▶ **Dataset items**

* Start *

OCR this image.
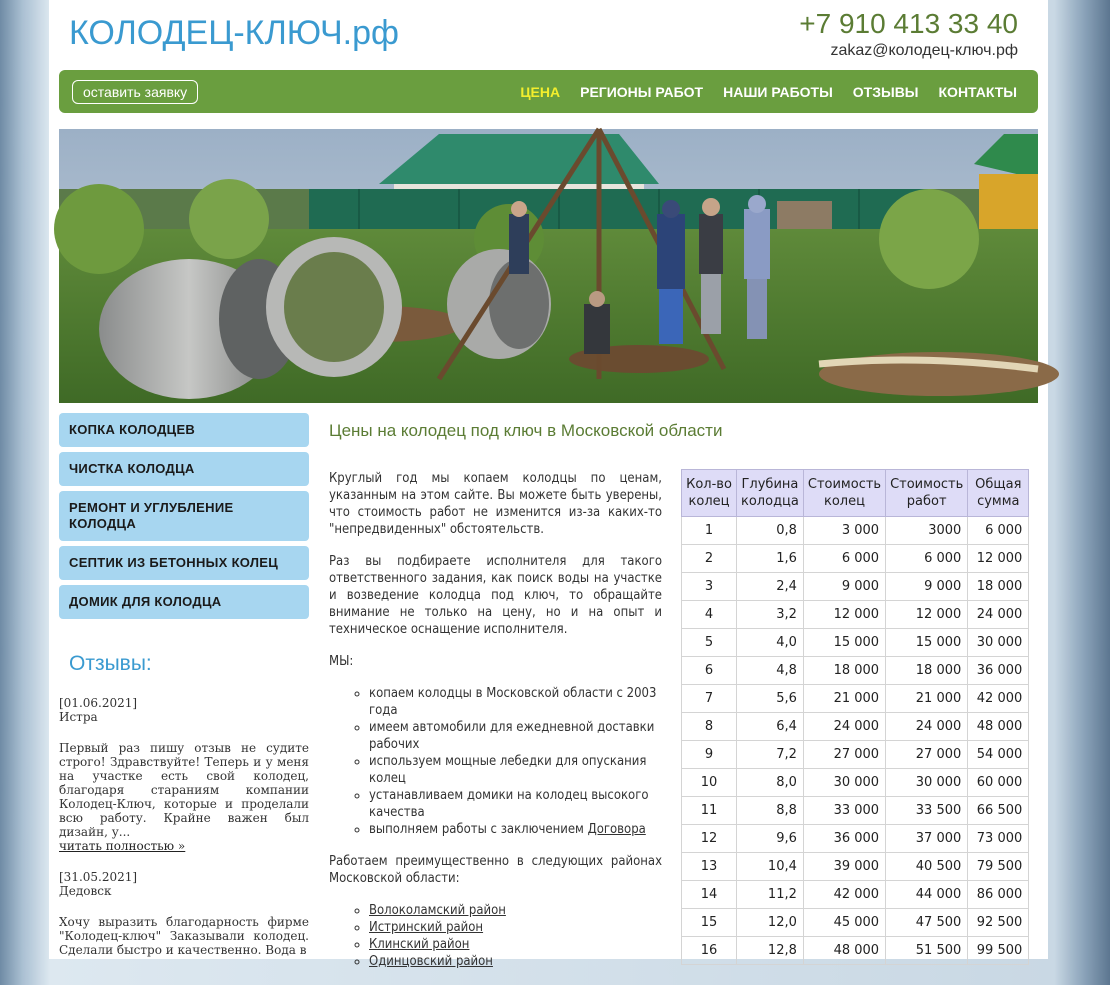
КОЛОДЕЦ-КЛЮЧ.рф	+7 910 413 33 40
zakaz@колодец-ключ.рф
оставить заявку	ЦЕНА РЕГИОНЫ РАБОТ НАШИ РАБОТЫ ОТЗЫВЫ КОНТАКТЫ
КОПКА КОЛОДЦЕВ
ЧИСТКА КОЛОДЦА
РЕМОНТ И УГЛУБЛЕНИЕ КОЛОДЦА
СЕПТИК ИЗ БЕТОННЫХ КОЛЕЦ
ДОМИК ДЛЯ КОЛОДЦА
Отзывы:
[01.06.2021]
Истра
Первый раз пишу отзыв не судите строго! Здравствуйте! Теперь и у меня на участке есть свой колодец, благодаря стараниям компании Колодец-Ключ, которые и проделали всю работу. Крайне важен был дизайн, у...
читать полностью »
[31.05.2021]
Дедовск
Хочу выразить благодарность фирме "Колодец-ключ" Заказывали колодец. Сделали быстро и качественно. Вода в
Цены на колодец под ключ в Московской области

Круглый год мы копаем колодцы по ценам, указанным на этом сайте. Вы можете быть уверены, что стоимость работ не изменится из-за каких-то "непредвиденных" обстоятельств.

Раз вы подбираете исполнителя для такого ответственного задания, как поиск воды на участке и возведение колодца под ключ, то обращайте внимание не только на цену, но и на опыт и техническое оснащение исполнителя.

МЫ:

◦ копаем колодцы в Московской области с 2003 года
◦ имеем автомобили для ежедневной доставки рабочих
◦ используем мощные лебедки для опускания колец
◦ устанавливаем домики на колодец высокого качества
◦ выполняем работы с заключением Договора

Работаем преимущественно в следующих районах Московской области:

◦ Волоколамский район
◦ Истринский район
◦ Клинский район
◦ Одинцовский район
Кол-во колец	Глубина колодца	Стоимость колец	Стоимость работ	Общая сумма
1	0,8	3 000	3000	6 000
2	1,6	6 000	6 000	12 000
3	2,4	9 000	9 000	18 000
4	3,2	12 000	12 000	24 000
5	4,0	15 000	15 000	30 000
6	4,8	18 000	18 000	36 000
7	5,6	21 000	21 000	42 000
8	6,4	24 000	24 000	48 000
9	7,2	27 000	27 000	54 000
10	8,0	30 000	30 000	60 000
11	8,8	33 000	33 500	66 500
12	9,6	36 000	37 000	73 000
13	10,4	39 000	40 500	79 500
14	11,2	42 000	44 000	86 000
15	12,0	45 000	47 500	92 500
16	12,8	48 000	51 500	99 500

* End *

▶ **WHAT YOU ARE ASKED TO DO**
All records should be output exactly, with the pictures left out.

▶ **WRITTEN SOLUTION**
OCR this image.
КОЛОДЕЦ-КЛЮЧ.рф	+7 910 413 33 40
zakaz@колодец-ключ.рф
оставить заявку	ЦЕНА РЕГИОНЫ РАБОТ НАШИ РАБОТЫ ОТЗЫВЫ КОНТАКТЫ
КОПКА КОЛОДЦЕВ
ЧИСТКА КОЛОДЦА
РЕМОНТ И УГЛУБЛЕНИЕ КОЛОДЦА
СЕПТИК ИЗ БЕТОННЫХ КОЛЕЦ
ДОМИК ДЛЯ КОЛОДЦА
Отзывы:
[01.06.2021]
Истра
Первый раз пишу отзыв не судите строго! Здравствуйте! Теперь и у меня на участке есть свой колодец, благодаря стараниям компании Колодец-Ключ, которые и проделали всю работу. Крайне важен был дизайн, у...
читать полностью »
[31.05.2021]
Дедовск
Хочу выразить благодарность фирме "Колодец-ключ" Заказывали колодец. Сделали быстро и качественно. Вода в
Цены на колодец под ключ в Московской области

Круглый год мы копаем колодцы по ценам, указанным на этом сайте. Вы можете быть уверены, что стоимость работ не изменится из-за каких-то "непредвиденных" обстоятельств.

Раз вы подбираете исполнителя для такого ответственного задания, как поиск воды на участке и возведение колодца под ключ, то обращайте внимание не только на цену, но и на опыт и техническое оснащение исполнителя.

МЫ:

◦ копаем колодцы в Московской области с 2003 года
◦ имеем автомобили для ежедневной доставки рабочих
◦ используем мощные лебедки для опускания колец
◦ устанавливаем домики на колодец высокого качества
◦ выполняем работы с заключением Договора

Работаем преимущественно в следующих районах Московской области:

◦ Волоколамский район
◦ Истринский район
◦ Клинский район
◦ Одинцовский район
Кол-во колец	Глубина колодца	Стоимость колец	Стоимость работ	Общая сумма
1	0,8	3 000	3000	6 000
2	1,6	6 000	6 000	12 000
3	2,4	9 000	9 000	18 000
4	3,2	12 000	12 000	24 000
5	4,0	15 000	15 000	30 000
6	4,8	18 000	18 000	36 000
7	5,6	21 000	21 000	42 000
8	6,4	24 000	24 000	48 000
9	7,2	27 000	27 000	54 000
10	8,0	30 000	30 000	60 000
11	8,8	33 000	33 500	66 500
12	9,6	36 000	37 000	73 000
13	10,4	39 000	40 500	79 500
14	11,2	42 000	44 000	86 000
15	12,0	45 000	47 500	92 500
16	12,8	48 000	51 500	99 500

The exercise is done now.